## start Excerpt provided

Artificial intelligence is no longer a behind-the-scenes tool in the hotel industry. It’s quickly becoming the front door. From chat-based booking assistants to algorithm-driven recommendations, AI is influencing where corporate travelers stay, how rates are set and which properties rise to the top of consideration.
“AI contributes tremendously to finding the most accurate, relevant and personalized offer for the traveler – and it gets better every time,” says Lukasz Dabrowski, SVP of global supplier relations at HRS. “It cuts through everything we used to think of as filtering hotel content. This is a far more radical shift, and it’s happening much faster than expected.”
For managed travel programs, that shift carries significant implications, according to Caitlin Gomez, head of growth at Amgine, an AI-based travel automation provider. “Historically, hotel sourcing has relied heavily on past room night volume, negotiated rates, preferred supplier relationships, and the annual RFP cycle,” Gomez says. “Those things still matter, but AI is helping buyers look at a broader set of signals in real time: Traveler behavior, booking patterns, rate availability, market compression, leakage, policy exceptions, satisfaction, and supplier performance.”

## end Excerpt provided

> **Request 1**:
Copy out the records from their first line through the line containing "- y-tick-label: 243000.00: [721, 565, 782, 580]", keeping both of those lines.
The text and the records that come after it are unrelated material.

## start Given information

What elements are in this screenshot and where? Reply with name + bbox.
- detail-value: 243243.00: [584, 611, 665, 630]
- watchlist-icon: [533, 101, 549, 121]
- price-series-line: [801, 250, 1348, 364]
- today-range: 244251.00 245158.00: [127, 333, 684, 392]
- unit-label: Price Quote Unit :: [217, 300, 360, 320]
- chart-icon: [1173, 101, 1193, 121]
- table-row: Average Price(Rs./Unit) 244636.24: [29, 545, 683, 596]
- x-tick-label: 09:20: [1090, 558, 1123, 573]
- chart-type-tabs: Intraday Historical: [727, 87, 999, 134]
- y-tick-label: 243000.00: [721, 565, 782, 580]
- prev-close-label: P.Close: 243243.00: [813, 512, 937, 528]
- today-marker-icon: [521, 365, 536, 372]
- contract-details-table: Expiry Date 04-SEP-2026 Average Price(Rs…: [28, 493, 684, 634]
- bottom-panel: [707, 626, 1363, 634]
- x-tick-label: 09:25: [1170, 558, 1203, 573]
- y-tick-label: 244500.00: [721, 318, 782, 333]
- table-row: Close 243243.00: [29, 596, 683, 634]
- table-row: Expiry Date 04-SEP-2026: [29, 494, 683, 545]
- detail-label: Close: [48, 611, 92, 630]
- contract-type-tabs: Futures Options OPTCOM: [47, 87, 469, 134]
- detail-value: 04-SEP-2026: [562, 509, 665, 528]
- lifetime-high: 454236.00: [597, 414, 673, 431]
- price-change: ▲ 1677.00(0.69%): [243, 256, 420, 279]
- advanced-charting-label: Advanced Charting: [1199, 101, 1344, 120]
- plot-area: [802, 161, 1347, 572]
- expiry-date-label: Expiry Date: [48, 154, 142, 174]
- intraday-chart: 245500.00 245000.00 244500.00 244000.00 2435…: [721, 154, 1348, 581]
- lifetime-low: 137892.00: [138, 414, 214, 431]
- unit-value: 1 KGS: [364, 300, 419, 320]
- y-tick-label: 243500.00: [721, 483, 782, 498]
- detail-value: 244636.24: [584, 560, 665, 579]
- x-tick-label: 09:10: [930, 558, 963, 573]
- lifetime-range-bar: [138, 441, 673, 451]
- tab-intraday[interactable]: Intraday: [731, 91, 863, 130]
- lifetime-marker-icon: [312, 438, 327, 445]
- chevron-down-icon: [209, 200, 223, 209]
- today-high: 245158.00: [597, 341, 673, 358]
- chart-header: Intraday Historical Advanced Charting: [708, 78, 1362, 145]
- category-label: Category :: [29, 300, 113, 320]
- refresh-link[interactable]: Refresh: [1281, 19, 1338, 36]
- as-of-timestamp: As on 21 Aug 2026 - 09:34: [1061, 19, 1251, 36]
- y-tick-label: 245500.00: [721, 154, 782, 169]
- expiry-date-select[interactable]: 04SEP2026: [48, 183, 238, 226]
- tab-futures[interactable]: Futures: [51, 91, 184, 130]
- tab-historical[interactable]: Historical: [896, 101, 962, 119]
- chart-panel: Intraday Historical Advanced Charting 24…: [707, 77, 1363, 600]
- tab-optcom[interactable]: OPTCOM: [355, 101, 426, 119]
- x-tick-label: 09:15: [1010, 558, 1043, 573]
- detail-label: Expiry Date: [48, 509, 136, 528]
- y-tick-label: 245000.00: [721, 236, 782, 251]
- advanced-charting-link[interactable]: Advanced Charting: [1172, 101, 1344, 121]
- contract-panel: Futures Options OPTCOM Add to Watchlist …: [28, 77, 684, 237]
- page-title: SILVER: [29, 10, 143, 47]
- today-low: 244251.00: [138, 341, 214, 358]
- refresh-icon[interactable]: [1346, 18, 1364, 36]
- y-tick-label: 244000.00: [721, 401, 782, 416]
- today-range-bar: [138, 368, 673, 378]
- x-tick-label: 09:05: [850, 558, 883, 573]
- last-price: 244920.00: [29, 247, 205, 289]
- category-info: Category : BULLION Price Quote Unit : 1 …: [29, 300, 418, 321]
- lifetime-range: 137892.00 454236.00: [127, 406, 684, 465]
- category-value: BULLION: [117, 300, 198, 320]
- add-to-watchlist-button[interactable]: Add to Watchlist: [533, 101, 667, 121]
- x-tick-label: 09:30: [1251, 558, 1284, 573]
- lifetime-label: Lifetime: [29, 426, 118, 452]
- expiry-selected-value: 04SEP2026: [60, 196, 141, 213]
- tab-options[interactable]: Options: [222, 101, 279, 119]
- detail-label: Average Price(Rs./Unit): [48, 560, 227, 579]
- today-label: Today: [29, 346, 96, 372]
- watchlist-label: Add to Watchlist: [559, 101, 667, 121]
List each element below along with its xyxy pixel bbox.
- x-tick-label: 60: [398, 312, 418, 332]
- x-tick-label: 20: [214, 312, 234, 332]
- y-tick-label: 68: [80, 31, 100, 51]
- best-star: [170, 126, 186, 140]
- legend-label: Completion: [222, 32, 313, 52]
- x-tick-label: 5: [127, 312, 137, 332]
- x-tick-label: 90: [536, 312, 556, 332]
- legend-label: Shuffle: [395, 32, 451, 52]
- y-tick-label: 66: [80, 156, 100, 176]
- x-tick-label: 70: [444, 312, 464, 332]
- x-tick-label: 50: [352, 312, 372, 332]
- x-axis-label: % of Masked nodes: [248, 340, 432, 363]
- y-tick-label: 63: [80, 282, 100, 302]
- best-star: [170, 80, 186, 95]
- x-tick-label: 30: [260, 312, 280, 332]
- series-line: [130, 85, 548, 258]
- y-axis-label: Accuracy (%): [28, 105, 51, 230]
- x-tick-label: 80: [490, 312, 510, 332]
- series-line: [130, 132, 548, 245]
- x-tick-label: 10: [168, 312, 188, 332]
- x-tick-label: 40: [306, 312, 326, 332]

## end Given information

> **Request 2**:
Answer these questions about the text on AI in the hotel industry:
(a) What position does Lukasz Dabrowski hold at HRS?
(b) How is Amgine described?
(c) According to Gomez, what is the first item hotel sourcing has historically relied on?

> **Result 1**:
What elements are in this screenshot and where? Reply with name + bbox.
- detail-value: 243243.00: [584, 611, 665, 630]
- watchlist-icon: [533, 101, 549, 121]
- price-series-line: [801, 250, 1348, 364]
- today-range: 244251.00 245158.00: [127, 333, 684, 392]
- unit-label: Price Quote Unit :: [217, 300, 360, 320]
- chart-icon: [1173, 101, 1193, 121]
- table-row: Average Price(Rs./Unit) 244636.24: [29, 545, 683, 596]
- x-tick-label: 09:20: [1090, 558, 1123, 573]
- chart-type-tabs: Intraday Historical: [727, 87, 999, 134]
- y-tick-label: 243000.00: [721, 565, 782, 580]

> **Result 2**:
(a) SVP of global supplier relations.
(b) As an AI-based travel automation provider.
(c) Past room night volume.